DIRECTIONS:
Gather all lines from the material that contain the word "header".

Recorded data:
+---+
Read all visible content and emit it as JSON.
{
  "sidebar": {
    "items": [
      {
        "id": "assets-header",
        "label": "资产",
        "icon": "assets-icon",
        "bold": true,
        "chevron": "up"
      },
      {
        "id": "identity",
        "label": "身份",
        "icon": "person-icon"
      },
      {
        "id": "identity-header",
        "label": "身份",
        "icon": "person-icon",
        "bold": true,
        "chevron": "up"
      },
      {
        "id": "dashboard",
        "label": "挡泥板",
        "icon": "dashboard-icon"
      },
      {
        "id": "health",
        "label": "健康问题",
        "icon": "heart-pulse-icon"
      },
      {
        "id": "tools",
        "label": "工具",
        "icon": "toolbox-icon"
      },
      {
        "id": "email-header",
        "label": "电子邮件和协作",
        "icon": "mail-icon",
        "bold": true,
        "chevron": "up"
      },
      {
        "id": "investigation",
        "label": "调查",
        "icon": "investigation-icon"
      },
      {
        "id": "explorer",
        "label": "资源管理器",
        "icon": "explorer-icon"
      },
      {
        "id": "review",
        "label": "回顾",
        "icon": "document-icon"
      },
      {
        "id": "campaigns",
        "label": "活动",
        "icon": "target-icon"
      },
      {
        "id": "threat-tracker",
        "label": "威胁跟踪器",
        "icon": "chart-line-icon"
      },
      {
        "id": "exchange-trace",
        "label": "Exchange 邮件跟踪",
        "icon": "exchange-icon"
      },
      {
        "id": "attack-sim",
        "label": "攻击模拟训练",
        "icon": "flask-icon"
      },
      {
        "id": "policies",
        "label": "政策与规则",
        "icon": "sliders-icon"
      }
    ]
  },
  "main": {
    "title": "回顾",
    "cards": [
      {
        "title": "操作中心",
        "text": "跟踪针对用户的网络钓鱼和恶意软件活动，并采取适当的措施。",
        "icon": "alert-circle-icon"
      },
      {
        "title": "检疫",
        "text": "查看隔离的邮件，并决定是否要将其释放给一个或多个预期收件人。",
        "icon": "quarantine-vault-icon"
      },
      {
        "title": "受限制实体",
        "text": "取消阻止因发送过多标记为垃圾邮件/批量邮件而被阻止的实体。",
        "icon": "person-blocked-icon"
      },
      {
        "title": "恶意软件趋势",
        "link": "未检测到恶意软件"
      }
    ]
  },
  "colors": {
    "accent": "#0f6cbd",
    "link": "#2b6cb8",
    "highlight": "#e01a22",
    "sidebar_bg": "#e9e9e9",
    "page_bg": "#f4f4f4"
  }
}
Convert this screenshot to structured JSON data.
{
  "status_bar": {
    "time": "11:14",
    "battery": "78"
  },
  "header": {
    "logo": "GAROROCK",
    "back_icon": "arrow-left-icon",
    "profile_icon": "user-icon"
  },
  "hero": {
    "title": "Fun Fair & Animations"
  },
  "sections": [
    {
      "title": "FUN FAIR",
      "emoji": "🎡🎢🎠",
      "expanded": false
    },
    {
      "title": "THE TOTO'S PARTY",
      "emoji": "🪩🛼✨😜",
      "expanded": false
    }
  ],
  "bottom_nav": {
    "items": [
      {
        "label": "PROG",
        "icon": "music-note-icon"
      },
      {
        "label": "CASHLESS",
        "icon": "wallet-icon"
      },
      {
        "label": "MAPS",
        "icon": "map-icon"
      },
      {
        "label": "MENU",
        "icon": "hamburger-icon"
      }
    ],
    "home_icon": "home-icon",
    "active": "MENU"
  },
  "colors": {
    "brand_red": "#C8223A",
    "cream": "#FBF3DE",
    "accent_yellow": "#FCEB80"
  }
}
+---+
OUTPUT BELOW:
        "id": "assets-header",
        "id": "identity-header",
        "id": "email-header",
  "header": {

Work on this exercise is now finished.